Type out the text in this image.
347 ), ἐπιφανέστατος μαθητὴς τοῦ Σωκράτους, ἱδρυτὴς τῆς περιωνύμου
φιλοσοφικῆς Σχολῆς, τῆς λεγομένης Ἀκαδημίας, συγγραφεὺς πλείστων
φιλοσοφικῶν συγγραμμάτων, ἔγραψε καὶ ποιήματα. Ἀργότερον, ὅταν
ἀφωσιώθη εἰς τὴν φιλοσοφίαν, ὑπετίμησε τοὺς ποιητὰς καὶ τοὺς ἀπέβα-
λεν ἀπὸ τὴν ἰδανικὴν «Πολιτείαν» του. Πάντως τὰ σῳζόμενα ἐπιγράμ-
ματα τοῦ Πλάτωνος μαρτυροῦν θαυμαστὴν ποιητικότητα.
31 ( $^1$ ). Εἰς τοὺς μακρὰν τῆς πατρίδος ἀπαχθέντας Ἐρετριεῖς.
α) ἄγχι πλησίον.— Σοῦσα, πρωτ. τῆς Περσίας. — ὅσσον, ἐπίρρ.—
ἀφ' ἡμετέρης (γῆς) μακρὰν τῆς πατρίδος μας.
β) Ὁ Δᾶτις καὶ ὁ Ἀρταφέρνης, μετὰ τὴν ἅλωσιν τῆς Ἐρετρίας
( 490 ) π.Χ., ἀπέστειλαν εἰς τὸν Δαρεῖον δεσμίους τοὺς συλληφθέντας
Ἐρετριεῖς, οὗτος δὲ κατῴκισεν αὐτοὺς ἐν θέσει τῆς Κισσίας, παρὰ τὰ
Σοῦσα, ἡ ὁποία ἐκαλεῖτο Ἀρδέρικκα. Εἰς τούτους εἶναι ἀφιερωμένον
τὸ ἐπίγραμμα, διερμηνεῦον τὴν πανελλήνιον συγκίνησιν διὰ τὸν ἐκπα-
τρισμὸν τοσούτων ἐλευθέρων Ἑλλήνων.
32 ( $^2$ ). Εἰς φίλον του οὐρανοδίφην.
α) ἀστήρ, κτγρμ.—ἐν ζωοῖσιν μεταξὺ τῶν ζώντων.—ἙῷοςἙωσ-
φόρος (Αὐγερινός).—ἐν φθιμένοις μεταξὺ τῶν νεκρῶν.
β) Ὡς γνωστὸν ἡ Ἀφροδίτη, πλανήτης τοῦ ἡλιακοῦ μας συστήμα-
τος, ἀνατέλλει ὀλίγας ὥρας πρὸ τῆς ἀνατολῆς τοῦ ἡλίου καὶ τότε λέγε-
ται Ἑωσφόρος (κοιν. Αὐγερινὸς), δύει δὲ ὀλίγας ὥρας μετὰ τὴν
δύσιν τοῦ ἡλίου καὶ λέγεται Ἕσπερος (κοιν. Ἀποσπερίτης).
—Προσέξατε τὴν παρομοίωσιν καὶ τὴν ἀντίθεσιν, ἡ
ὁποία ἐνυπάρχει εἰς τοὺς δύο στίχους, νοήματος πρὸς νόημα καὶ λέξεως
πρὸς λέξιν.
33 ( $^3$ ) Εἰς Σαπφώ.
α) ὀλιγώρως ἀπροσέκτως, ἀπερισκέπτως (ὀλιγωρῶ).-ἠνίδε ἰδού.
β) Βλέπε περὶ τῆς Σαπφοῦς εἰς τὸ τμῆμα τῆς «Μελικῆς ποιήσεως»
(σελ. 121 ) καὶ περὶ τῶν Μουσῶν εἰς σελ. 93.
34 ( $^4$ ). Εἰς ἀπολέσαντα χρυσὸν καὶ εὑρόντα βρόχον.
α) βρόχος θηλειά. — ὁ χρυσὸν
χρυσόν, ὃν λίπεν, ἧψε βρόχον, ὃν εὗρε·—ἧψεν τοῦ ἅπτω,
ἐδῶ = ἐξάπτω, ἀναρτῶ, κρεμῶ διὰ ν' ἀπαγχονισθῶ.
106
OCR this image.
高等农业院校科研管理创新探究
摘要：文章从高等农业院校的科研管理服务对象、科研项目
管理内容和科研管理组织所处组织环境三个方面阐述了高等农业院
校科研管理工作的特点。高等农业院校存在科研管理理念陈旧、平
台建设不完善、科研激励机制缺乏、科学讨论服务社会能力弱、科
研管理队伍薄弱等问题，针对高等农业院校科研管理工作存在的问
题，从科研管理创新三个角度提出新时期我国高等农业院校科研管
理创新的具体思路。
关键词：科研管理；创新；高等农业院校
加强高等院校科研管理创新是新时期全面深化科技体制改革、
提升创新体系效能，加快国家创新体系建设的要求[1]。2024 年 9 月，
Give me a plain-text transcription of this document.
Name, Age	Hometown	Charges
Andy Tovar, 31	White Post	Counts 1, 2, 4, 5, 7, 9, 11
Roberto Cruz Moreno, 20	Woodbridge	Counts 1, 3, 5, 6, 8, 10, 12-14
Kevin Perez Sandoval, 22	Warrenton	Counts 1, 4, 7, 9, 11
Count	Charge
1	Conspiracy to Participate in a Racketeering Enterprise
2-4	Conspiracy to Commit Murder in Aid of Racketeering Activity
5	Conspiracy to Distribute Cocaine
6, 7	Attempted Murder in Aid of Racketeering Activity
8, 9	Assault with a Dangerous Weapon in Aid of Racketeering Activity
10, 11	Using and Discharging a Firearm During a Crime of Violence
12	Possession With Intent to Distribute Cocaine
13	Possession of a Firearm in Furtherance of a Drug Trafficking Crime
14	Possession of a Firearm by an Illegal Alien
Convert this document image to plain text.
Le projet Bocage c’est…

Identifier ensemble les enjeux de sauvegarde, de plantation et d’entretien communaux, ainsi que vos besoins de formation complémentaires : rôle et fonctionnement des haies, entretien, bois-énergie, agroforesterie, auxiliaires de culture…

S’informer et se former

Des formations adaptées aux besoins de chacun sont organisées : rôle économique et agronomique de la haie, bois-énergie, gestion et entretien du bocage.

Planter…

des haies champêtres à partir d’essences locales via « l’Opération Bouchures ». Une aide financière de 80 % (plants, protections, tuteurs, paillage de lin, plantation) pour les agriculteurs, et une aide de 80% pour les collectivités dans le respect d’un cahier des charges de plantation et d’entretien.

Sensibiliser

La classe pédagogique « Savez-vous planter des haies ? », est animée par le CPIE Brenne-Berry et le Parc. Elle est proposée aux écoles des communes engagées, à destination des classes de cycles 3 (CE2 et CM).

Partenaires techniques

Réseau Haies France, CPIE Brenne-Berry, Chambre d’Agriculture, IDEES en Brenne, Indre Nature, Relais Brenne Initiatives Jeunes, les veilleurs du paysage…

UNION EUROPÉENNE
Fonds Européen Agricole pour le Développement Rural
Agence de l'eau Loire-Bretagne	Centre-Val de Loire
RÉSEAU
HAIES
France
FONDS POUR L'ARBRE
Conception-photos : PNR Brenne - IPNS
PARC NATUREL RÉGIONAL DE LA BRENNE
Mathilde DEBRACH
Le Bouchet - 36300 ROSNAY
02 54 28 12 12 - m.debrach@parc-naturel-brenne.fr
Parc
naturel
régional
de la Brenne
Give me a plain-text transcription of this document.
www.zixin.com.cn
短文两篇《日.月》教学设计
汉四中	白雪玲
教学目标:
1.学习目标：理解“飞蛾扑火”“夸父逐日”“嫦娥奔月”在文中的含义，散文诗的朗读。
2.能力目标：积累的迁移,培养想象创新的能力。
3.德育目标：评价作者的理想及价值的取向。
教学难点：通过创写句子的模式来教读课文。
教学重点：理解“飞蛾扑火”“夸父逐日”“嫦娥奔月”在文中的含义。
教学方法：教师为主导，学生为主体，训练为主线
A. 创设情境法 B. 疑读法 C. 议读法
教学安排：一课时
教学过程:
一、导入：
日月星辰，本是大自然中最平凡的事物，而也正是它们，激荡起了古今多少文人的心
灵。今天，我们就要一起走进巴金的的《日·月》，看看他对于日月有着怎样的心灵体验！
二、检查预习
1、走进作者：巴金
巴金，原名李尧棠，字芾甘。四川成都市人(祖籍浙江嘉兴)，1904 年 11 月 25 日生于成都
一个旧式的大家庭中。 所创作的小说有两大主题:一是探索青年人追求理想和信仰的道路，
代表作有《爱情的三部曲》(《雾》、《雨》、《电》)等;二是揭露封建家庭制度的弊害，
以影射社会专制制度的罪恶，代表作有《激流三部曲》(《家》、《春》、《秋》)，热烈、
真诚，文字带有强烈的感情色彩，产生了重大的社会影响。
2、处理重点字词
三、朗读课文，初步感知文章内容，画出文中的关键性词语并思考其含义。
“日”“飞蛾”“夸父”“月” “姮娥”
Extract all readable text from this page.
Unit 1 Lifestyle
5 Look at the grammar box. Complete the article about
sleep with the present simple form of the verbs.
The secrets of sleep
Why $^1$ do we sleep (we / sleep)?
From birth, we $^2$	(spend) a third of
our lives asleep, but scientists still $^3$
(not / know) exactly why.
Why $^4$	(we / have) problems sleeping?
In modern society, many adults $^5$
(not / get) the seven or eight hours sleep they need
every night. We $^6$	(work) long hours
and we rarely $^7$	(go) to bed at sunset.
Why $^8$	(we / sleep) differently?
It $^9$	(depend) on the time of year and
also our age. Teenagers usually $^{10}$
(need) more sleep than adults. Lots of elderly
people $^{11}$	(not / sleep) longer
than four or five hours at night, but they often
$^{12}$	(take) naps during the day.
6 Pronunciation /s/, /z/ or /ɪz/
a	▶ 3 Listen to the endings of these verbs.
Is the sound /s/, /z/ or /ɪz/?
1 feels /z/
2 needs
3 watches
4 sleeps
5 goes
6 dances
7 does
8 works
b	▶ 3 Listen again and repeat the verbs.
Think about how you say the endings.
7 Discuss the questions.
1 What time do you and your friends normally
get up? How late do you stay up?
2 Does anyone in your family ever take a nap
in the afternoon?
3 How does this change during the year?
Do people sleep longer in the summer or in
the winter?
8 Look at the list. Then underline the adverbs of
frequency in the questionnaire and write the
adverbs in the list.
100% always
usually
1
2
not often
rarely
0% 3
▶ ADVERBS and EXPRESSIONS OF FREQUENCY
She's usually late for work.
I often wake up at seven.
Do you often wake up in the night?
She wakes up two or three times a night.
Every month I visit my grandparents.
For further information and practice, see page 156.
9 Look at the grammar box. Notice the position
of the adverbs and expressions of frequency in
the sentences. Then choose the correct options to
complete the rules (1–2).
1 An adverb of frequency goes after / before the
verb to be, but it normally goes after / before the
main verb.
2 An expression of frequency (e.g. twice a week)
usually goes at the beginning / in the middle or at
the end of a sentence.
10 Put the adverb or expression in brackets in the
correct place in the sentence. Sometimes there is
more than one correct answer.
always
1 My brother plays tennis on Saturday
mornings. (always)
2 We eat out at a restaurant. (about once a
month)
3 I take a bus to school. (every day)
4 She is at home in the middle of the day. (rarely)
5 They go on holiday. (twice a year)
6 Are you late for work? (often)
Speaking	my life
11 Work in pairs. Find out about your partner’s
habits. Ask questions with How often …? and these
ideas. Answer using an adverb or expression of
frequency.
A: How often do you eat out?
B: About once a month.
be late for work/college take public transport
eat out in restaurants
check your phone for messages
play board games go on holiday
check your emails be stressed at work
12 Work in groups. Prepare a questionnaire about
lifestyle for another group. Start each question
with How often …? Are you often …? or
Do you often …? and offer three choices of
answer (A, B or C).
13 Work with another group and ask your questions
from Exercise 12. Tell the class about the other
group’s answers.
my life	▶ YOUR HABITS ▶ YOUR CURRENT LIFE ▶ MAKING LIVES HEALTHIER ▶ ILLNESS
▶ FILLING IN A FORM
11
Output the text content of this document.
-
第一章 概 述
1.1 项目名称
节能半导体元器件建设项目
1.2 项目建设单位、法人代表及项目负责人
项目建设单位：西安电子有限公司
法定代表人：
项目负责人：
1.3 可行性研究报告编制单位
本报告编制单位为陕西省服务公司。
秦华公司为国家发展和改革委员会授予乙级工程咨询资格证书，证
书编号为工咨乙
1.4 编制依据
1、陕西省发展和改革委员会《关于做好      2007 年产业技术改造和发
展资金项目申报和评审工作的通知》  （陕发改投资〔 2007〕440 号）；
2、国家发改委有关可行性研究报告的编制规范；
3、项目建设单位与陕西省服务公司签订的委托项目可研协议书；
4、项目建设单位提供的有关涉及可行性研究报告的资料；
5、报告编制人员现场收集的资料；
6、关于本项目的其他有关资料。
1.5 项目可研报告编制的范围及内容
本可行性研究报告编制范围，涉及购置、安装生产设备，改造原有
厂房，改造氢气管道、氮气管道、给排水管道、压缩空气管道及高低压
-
****
What to work on - Search the data above for the word "Ἐρετριεῖς", then gather each line in which it appears.

Task answer -
31 ( $^1$ ). Εἰς τοὺς μακρὰν τῆς πατρίδος ἀπαχθέντας Ἐρετριεῖς.
Ἐρετριεῖς, οὗτος δὲ κατῴκισεν αὐτοὺς ἐν θέσει τῆς Κισσίας, παρὰ τὰ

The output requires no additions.